■ Requirements: Restate the whole of the material. Keep every word, and drop the pictures.

──────────────────────────────

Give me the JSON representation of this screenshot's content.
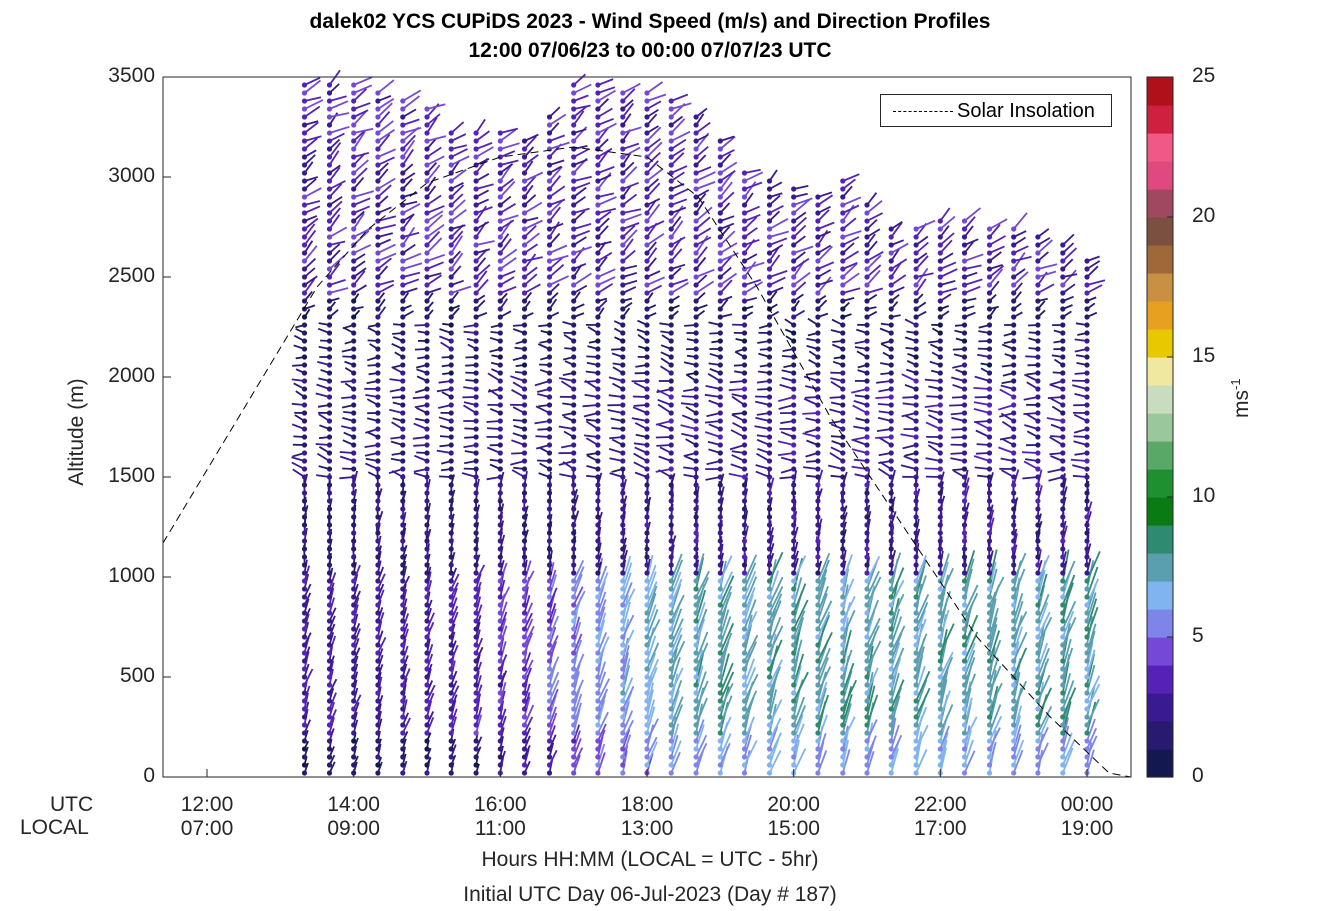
{
  "title_line1": "dalek02 YCS CUPiDS 2023 - Wind Speed (m/s) and Direction Profiles",
  "title_line2": "12:00 07/06/23 to 00:00 07/07/23  UTC",
  "ylabel": "Altitude (m)",
  "xlabel_line1": "Hours HH:MM  (LOCAL = UTC - 5hr)",
  "xlabel_line2": "Initial UTC Day 06-Jul-2023 (Day # 187)",
  "row_label_utc": "UTC",
  "row_label_local": "LOCAL",
  "colorbar_label": "ms",
  "colorbar_label_sup": "-1",
  "legend_text": "Solar Insolation",
  "yticks": [
    "0",
    "500",
    "1000",
    "1500",
    "2000",
    "2500",
    "3000",
    "3500"
  ],
  "xticks_utc": [
    "12:00",
    "14:00",
    "16:00",
    "18:00",
    "20:00",
    "22:00",
    "00:00"
  ],
  "xticks_local": [
    "07:00",
    "09:00",
    "11:00",
    "13:00",
    "15:00",
    "17:00",
    "19:00"
  ],
  "cticks": [
    "0",
    "5",
    "10",
    "15",
    "20",
    "25"
  ],
  "chart_data": {
    "type": "scatter",
    "subtype": "wind profile barbs (stick plot) vs time and altitude",
    "x_unit": "hours UTC since 12:00 07/06/23",
    "xlim": [
      11.4,
      24.6
    ],
    "ylim": [
      0,
      3500
    ],
    "clim": [
      0,
      25
    ],
    "grid": false,
    "legend_position": "top-right",
    "profile_times_utc_hours": [
      13.33,
      13.67,
      14.0,
      14.33,
      14.67,
      15.0,
      15.33,
      15.67,
      16.0,
      16.33,
      16.67,
      17.0,
      17.33,
      17.67,
      18.0,
      18.33,
      18.67,
      19.0,
      19.33,
      19.67,
      20.0,
      20.33,
      20.67,
      21.0,
      21.33,
      21.67,
      22.0,
      22.33,
      22.67,
      23.0,
      23.33,
      23.67,
      24.0
    ],
    "profile_top_altitude_m": [
      3480,
      3480,
      3480,
      3420,
      3380,
      3360,
      3240,
      3220,
      3220,
      3200,
      3330,
      3480,
      3480,
      3420,
      3430,
      3380,
      3320,
      3180,
      3040,
      3000,
      2960,
      2900,
      3000,
      2880,
      2760,
      2760,
      2800,
      2800,
      2760,
      2740,
      2700,
      2660,
      2600
    ],
    "wind_speed_colorbar_ms": [
      0,
      25
    ],
    "solar_insolation_curve": {
      "name": "Solar Insolation",
      "style": "dashed",
      "x": [
        11.4,
        13.5,
        14.2,
        15.0,
        16.0,
        17.0,
        18.0,
        18.7,
        19.5,
        20.5,
        21.5,
        22.5,
        23.5,
        24.3,
        24.6
      ],
      "y": [
        1170,
        2450,
        2740,
        2970,
        3100,
        3150,
        3100,
        2900,
        2450,
        1800,
        1250,
        700,
        300,
        20,
        0
      ]
    },
    "speed_bands": [
      {
        "altitude_range_m": [
          0,
          1000
        ],
        "afternoon_speed_ms": 7,
        "morning_speed_ms": 3
      },
      {
        "altitude_range_m": [
          1000,
          2000
        ],
        "speed_ms": 2
      },
      {
        "altitude_range_m": [
          2000,
          2400
        ],
        "speed_ms": 1
      },
      {
        "altitude_range_m": [
          2400,
          3500
        ],
        "speed_ms": 4
      }
    ]
  },
  "colors": {
    "colormap": [
      "#141850",
      "#281a6e",
      "#3a1a90",
      "#5522b8",
      "#7548d8",
      "#7d86e8",
      "#7fb4f0",
      "#5a9fb0",
      "#2f8a72",
      "#0a7a12",
      "#1e9030",
      "#5aa868",
      "#9ac89c",
      "#c8dcc0",
      "#f0e8a0",
      "#e8c800",
      "#e8a020",
      "#c89040",
      "#a06838",
      "#7c5040",
      "#a04860",
      "#e04880",
      "#f05888",
      "#d02040",
      "#b0101a"
    ]
  }
}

──────────────────────────────

■ Correct answer:
Give me the JSON representation of this screenshot's content.
{
  "title_line1": "dalek02 YCS CUPiDS 2023 - Wind Speed (m/s) and Direction Profiles",
  "title_line2": "12:00 07/06/23 to 00:00 07/07/23  UTC",
  "ylabel": "Altitude (m)",
  "xlabel_line1": "Hours HH:MM  (LOCAL = UTC - 5hr)",
  "xlabel_line2": "Initial UTC Day 06-Jul-2023 (Day # 187)",
  "row_label_utc": "UTC",
  "row_label_local": "LOCAL",
  "colorbar_label": "ms",
  "colorbar_label_sup": "-1",
  "legend_text": "Solar Insolation",
  "yticks": [
    "0",
    "500",
    "1000",
    "1500",
    "2000",
    "2500",
    "3000",
    "3500"
  ],
  "xticks_utc": [
    "12:00",
    "14:00",
    "16:00",
    "18:00",
    "20:00",
    "22:00",
    "00:00"
  ],
  "xticks_local": [
    "07:00",
    "09:00",
    "11:00",
    "13:00",
    "15:00",
    "17:00",
    "19:00"
  ],
  "cticks": [
    "0",
    "5",
    "10",
    "15",
    "20",
    "25"
  ],
  "chart_data": {
    "type": "scatter",
    "subtype": "wind profile barbs (stick plot) vs time and altitude",
    "x_unit": "hours UTC since 12:00 07/06/23",
    "xlim": [
      11.4,
      24.6
    ],
    "ylim": [
      0,
      3500
    ],
    "clim": [
      0,
      25
    ],
    "grid": false,
    "legend_position": "top-right",
    "profile_times_utc_hours": [
      13.33,
      13.67,
      14.0,
      14.33,
      14.67,
      15.0,
      15.33,
      15.67,
      16.0,
      16.33,
      16.67,
      17.0,
      17.33,
      17.67,
      18.0,
      18.33,
      18.67,
      19.0,
      19.33,
      19.67,
      20.0,
      20.33,
      20.67,
      21.0,
      21.33,
      21.67,
      22.0,
      22.33,
      22.67,
      23.0,
      23.33,
      23.67,
      24.0
    ],
    "profile_top_altitude_m": [
      3480,
      3480,
      3480,
      3420,
      3380,
      3360,
      3240,
      3220,
      3220,
      3200,
      3330,
      3480,
      3480,
      3420,
      3430,
      3380,
      3320,
      3180,
      3040,
      3000,
      2960,
      2900,
      3000,
      2880,
      2760,
      2760,
      2800,
      2800,
      2760,
      2740,
      2700,
      2660,
      2600
    ],
    "wind_speed_colorbar_ms": [
      0,
      25
    ],
    "solar_insolation_curve": {
      "name": "Solar Insolation",
      "style": "dashed",
      "x": [
        11.4,
        13.5,
        14.2,
        15.0,
        16.0,
        17.0,
        18.0,
        18.7,
        19.5,
        20.5,
        21.5,
        22.5,
        23.5,
        24.3,
        24.6
      ],
      "y": [
        1170,
        2450,
        2740,
        2970,
        3100,
        3150,
        3100,
        2900,
        2450,
        1800,
        1250,
        700,
        300,
        20,
        0
      ]
    },
    "speed_bands": [
      {
        "altitude_range_m": [
          0,
          1000
        ],
        "afternoon_speed_ms": 7,
        "morning_speed_ms": 3
      },
      {
        "altitude_range_m": [
          1000,
          2000
        ],
        "speed_ms": 2
      },
      {
        "altitude_range_m": [
          2000,
          2400
        ],
        "speed_ms": 1
      },
      {
        "altitude_range_m": [
          2400,
          3500
        ],
        "speed_ms": 4
      }
    ]
  },
  "colors": {
    "colormap": [
      "#141850",
      "#281a6e",
      "#3a1a90",
      "#5522b8",
      "#7548d8",
      "#7d86e8",
      "#7fb4f0",
      "#5a9fb0",
      "#2f8a72",
      "#0a7a12",
      "#1e9030",
      "#5aa868",
      "#9ac89c",
      "#c8dcc0",
      "#f0e8a0",
      "#e8c800",
      "#e8a020",
      "#c89040",
      "#a06838",
      "#7c5040",
      "#a04860",
      "#e04880",
      "#f05888",
      "#d02040",
      "#b0101a"
    ]
  }
}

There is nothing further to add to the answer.